>> Start THE RECORDS
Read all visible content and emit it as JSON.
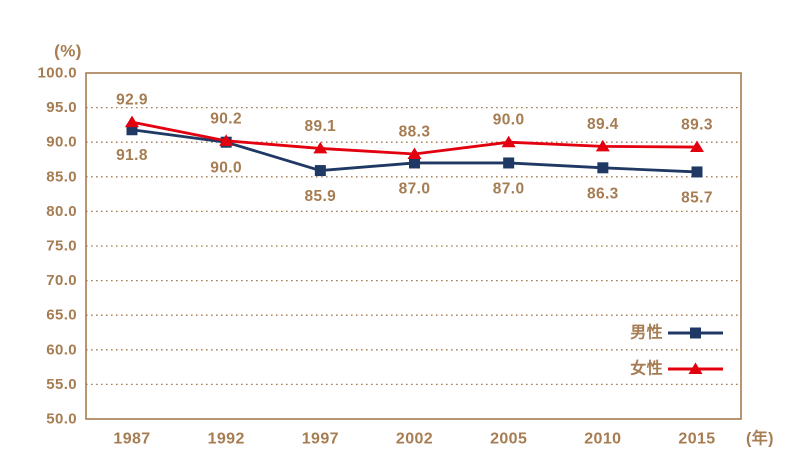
{
  "colors": {
    "background": "#ffffff",
    "text": "#a67c52",
    "axis": "#a67c52",
    "grid": "#a67c52"
  },
  "chart_data": {
    "type": "line",
    "title": "",
    "y_axis_unit": "(%)",
    "x_axis_unit": "(年)",
    "x_categories": [
      "1987",
      "1992",
      "1997",
      "2002",
      "2005",
      "2010",
      "2015"
    ],
    "ylim": [
      50,
      100
    ],
    "ytick_step": 5,
    "ytick_labels": [
      "100.0",
      "95.0",
      "90.0",
      "85.0",
      "80.0",
      "75.0",
      "70.0",
      "65.0",
      "60.0",
      "55.0",
      "50.0"
    ],
    "grid": "horizontal-dotted",
    "legend_position": "middle-right-inside",
    "value_label_decimals": 1,
    "series": [
      {
        "name": "男性",
        "color": "#1f3864",
        "marker": "square",
        "label_position": "below",
        "values": [
          91.8,
          90.0,
          85.9,
          87.0,
          87.0,
          86.3,
          85.7
        ]
      },
      {
        "name": "女性",
        "color": "#e3000f",
        "marker": "triangle",
        "label_position": "above",
        "values": [
          92.9,
          90.2,
          89.1,
          88.3,
          90.0,
          89.4,
          89.3
        ]
      }
    ]
  }
}
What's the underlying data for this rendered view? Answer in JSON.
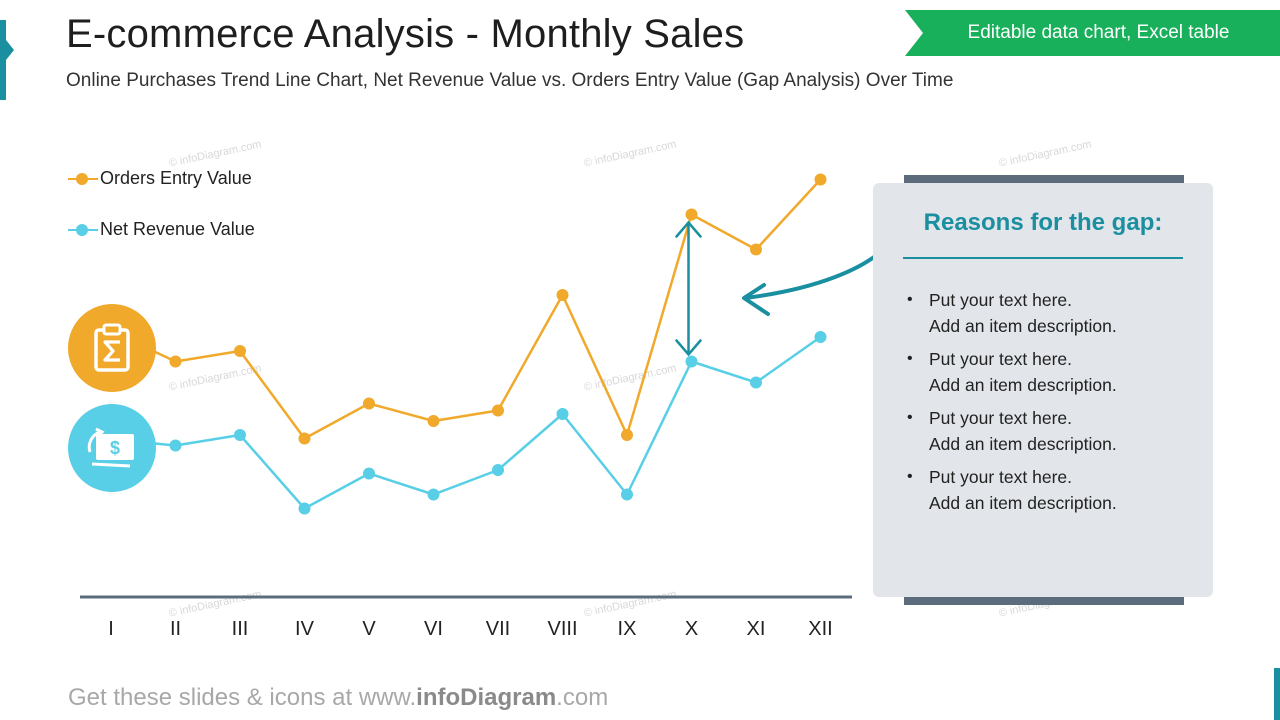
{
  "header": {
    "title": "E-commerce Analysis - Monthly Sales",
    "subtitle": "Online Purchases Trend Line Chart, Net Revenue Value vs. Orders Entry Value (Gap Analysis) Over Time",
    "ribbon": "Editable data chart, Excel table"
  },
  "watermark": "© infoDiagram.com",
  "colors": {
    "orders": "#f0a92b",
    "revenue": "#58cfe6",
    "accent": "#1a8fa0",
    "ribbon": "#18b05a",
    "axis": "#5c6c7c",
    "panel": "#e2e5ea"
  },
  "icons": {
    "orders": "clipboard-sigma-icon",
    "revenue": "money-refresh-icon"
  },
  "chart_data": {
    "type": "line",
    "categories": [
      "I",
      "II",
      "III",
      "IV",
      "V",
      "VI",
      "VII",
      "VIII",
      "IX",
      "X",
      "XI",
      "XII"
    ],
    "series": [
      {
        "name": "Orders Entry Value",
        "values": [
          67,
          61,
          64,
          39,
          49,
          44,
          47,
          80,
          40,
          103,
          93,
          113
        ]
      },
      {
        "name": "Net Revenue Value",
        "values": [
          40,
          37,
          40,
          19,
          29,
          23,
          30,
          46,
          23,
          61,
          55,
          68
        ]
      }
    ],
    "ylim": [
      0,
      120
    ],
    "grid": false,
    "legend": "top-left",
    "annotation": {
      "type": "gap-arrow",
      "category": "X"
    }
  },
  "panel": {
    "title": "Reasons for the gap:",
    "items": [
      {
        "line1": "Put your text here.",
        "line2": "Add an item description."
      },
      {
        "line1": "Put your text here.",
        "line2": "Add an item description."
      },
      {
        "line1": "Put your text here.",
        "line2": "Add an item description."
      },
      {
        "line1": "Put your text here.",
        "line2": "Add an item description."
      }
    ]
  },
  "footer": {
    "pre": "Get these slides & icons at www.",
    "brand": "infoDiagram",
    "post": ".com"
  }
}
>> End THE RECORDS
* [EXERCISE TASK]
Transcribe the records verbatim and omit the images.

* [ANSWER TO THE EXERCISE]
Read all visible content and emit it as JSON.
{
  "colors": {
    "background": "#ffffff",
    "text": "#a67c52",
    "axis": "#a67c52",
    "grid": "#a67c52"
  },
  "chart_data": {
    "type": "line",
    "title": "",
    "y_axis_unit": "(%)",
    "x_axis_unit": "(年)",
    "x_categories": [
      "1987",
      "1992",
      "1997",
      "2002",
      "2005",
      "2010",
      "2015"
    ],
    "ylim": [
      50,
      100
    ],
    "ytick_step": 5,
    "ytick_labels": [
      "100.0",
      "95.0",
      "90.0",
      "85.0",
      "80.0",
      "75.0",
      "70.0",
      "65.0",
      "60.0",
      "55.0",
      "50.0"
    ],
    "grid": "horizontal-dotted",
    "legend_position": "middle-right-inside",
    "value_label_decimals": 1,
    "series": [
      {
        "name": "男性",
        "color": "#1f3864",
        "marker": "square",
        "label_position": "below",
        "values": [
          91.8,
          90.0,
          85.9,
          87.0,
          87.0,
          86.3,
          85.7
        ]
      },
      {
        "name": "女性",
        "color": "#e3000f",
        "marker": "triangle",
        "label_position": "above",
        "values": [
          92.9,
          90.2,
          89.1,
          88.3,
          90.0,
          89.4,
          89.3
        ]
      }
    ]
  }
}
What's the underlying data for this rendered view? Answer in JSON.
{
  "header": {
    "title": "E-commerce Analysis - Monthly Sales",
    "subtitle": "Online Purchases Trend Line Chart, Net Revenue Value vs. Orders Entry Value (Gap Analysis) Over Time",
    "ribbon": "Editable data chart, Excel table"
  },
  "watermark": "© infoDiagram.com",
  "colors": {
    "orders": "#f0a92b",
    "revenue": "#58cfe6",
    "accent": "#1a8fa0",
    "ribbon": "#18b05a",
    "axis": "#5c6c7c",
    "panel": "#e2e5ea"
  },
  "icons": {
    "orders": "clipboard-sigma-icon",
    "revenue": "money-refresh-icon"
  },
  "chart_data": {
    "type": "line",
    "categories": [
      "I",
      "II",
      "III",
      "IV",
      "V",
      "VI",
      "VII",
      "VIII",
      "IX",
      "X",
      "XI",
      "XII"
    ],
    "series": [
      {
        "name": "Orders Entry Value",
        "values": [
          67,
          61,
          64,
          39,
          49,
          44,
          47,
          80,
          40,
          103,
          93,
          113
        ]
      },
      {
        "name": "Net Revenue Value",
        "values": [
          40,
          37,
          40,
          19,
          29,
          23,
          30,
          46,
          23,
          61,
          55,
          68
        ]
      }
    ],
    "ylim": [
      0,
      120
    ],
    "grid": false,
    "legend": "top-left",
    "annotation": {
      "type": "gap-arrow",
      "category": "X"
    }
  },
  "panel": {
    "title": "Reasons for the gap:",
    "items": [
      {
        "line1": "Put your text here.",
        "line2": "Add an item description."
      },
      {
        "line1": "Put your text here.",
        "line2": "Add an item description."
      },
      {
        "line1": "Put your text here.",
        "line2": "Add an item description."
      },
      {
        "line1": "Put your text here.",
        "line2": "Add an item description."
      }
    ]
  },
  "footer": {
    "pre": "Get these slides & icons at www.",
    "brand": "infoDiagram",
    "post": ".com"
  }
}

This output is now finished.